GIVEN DATA:

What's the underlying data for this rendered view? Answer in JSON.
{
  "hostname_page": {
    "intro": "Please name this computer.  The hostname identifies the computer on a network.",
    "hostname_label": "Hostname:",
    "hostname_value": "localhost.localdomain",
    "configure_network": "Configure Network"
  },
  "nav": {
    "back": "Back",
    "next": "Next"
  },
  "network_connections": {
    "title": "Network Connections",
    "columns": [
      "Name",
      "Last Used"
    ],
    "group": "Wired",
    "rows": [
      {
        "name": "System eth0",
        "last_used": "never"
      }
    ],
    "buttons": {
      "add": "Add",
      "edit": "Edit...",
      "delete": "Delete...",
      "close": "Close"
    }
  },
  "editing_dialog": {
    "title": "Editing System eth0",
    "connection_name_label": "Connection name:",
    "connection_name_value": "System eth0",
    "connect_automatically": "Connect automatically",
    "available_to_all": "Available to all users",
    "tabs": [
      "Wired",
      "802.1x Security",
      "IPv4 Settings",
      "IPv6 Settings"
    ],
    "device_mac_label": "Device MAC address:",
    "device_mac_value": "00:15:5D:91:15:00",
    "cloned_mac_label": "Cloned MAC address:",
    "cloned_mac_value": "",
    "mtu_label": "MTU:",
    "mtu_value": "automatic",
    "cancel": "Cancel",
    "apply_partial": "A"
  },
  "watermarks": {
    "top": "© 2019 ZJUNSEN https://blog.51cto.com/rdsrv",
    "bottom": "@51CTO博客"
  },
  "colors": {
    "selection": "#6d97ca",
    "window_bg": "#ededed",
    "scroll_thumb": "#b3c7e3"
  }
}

WRITTEN REQUEST:
Select and copy every line from the records that includes the word "System".

TASK RESULT:
        "name": "System eth0",
    "title": "Editing System eth0",
    "connection_name_value": "System eth0",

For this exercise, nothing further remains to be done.